» GIVEN TASK: Your copy of the material must match it exactly, except that pictures are dropped.

──────── DATA SHOWN ────────

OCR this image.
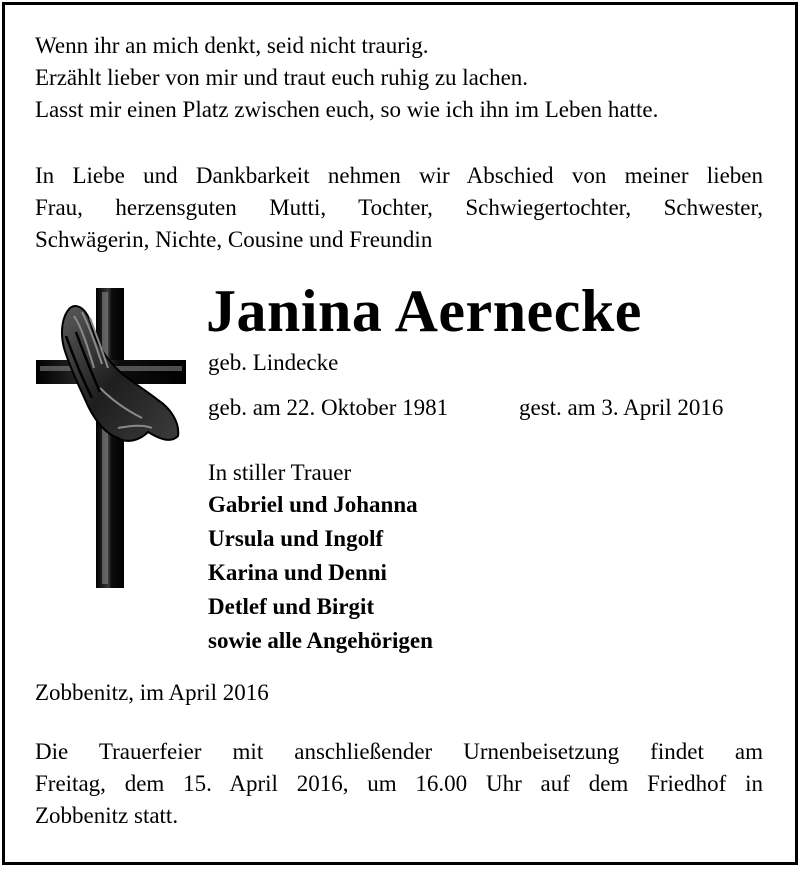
Wenn ihr an mich denkt, seid nicht traurig.
Erzählt lieber von mir und traut euch ruhig zu lachen.
Lasst mir einen Platz zwischen euch, so wie ich ihn im Leben hatte.
In Liebe und Dankbarkeit nehmen wir Abschied von meiner lieben
Frau, herzensguten Mutti, Tochter, Schwiegertochter, Schwester,
Schwägerin, Nichte, Cousine und Freundin
Janina Aernecke
geb. Lindecke
geb. am 22. Oktober 1981	gest. am 3. April 2016
In stiller Trauer
Gabriel und Johanna
Ursula und Ingolf
Karina und Denni
Detlef und Birgit
sowie alle Angehörigen
Zobbenitz, im April 2016
Die Trauerfeier mit anschließender Urnenbeisetzung findet am
Freitag, dem 15. April 2016, um 16.00 Uhr auf dem Friedhof in
Zobbenitz statt.
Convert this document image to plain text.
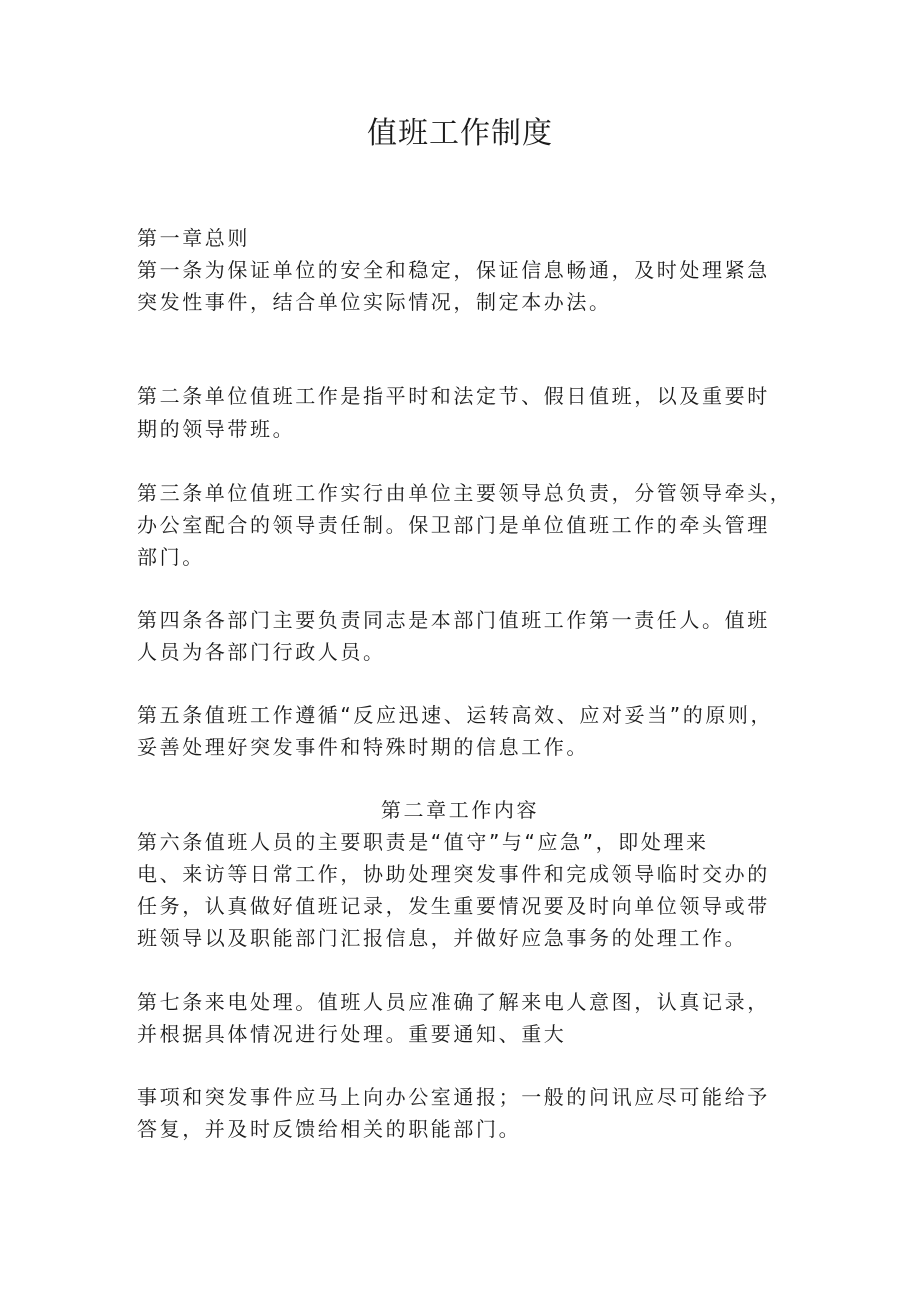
值班工作制度

第一章总则

第一条为保证单位的安全和稳定，保证信息畅通，及时处理紧急

突发性事件，结合单位实际情况，制定本办法。

第二条单位值班工作是指平时和法定节、假日值班，以及重要时

期的领导带班。

第三条单位值班工作实行由单位主要领导总负责，分管领导牵头，

办公室配合的领导责任制。保卫部门是单位值班工作的牵头管理

部门。

第四条各部门主要负责同志是本部门值班工作第一责任人。值班

人员为各部门行政人员。

第五条值班工作遵循“反应迅速、运转高效、应对妥当”的原则，

妥善处理好突发事件和特殊时期的信息工作。

第二章工作内容

第六条值班人员的主要职责是“值守”与“应急”，即处理来

电、来访等日常工作，协助处理突发事件和完成领导临时交办的

任务，认真做好值班记录，发生重要情况要及时向单位领导或带

班领导以及职能部门汇报信息，并做好应急事务的处理工作。

第七条来电处理。值班人员应准确了解来电人意图，认真记录，

并根据具体情况进行处理。重要通知、重大

事项和突发事件应马上向办公室通报；一般的问讯应尽可能给予

答复，并及时反馈给相关的职能部门。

────────

» CORRECT OUTPUT:
OCR this image.
Wenn ihr an mich denkt, seid nicht traurig.
Erzählt lieber von mir und traut euch ruhig zu lachen.
Lasst mir einen Platz zwischen euch, so wie ich ihn im Leben hatte.
In Liebe und Dankbarkeit nehmen wir Abschied von meiner lieben
Frau, herzensguten Mutti, Tochter, Schwiegertochter, Schwester,
Schwägerin, Nichte, Cousine und Freundin
Janina Aernecke
geb. Lindecke
geb. am 22. Oktober 1981	gest. am 3. April 2016
In stiller Trauer
Gabriel und Johanna
Ursula und Ingolf
Karina und Denni
Detlef und Birgit
sowie alle Angehörigen
Zobbenitz, im April 2016
Die Trauerfeier mit anschließender Urnenbeisetzung findet am
Freitag, dem 15. April 2016, um 16.00 Uhr auf dem Friedhof in
Zobbenitz statt.
Convert this document image to plain text.
值班工作制度

第一章总则

第一条为保证单位的安全和稳定，保证信息畅通，及时处理紧急

突发性事件，结合单位实际情况，制定本办法。

第二条单位值班工作是指平时和法定节、假日值班，以及重要时

期的领导带班。

第三条单位值班工作实行由单位主要领导总负责，分管领导牵头，

办公室配合的领导责任制。保卫部门是单位值班工作的牵头管理

部门。

第四条各部门主要负责同志是本部门值班工作第一责任人。值班

人员为各部门行政人员。

第五条值班工作遵循“反应迅速、运转高效、应对妥当”的原则，

妥善处理好突发事件和特殊时期的信息工作。

第二章工作内容

第六条值班人员的主要职责是“值守”与“应急”，即处理来

电、来访等日常工作，协助处理突发事件和完成领导临时交办的

任务，认真做好值班记录，发生重要情况要及时向单位领导或带

班领导以及职能部门汇报信息，并做好应急事务的处理工作。

第七条来电处理。值班人员应准确了解来电人意图，认真记录，

并根据具体情况进行处理。重要通知、重大

事项和突发事件应马上向办公室通报；一般的问讯应尽可能给予

答复，并及时反馈给相关的职能部门。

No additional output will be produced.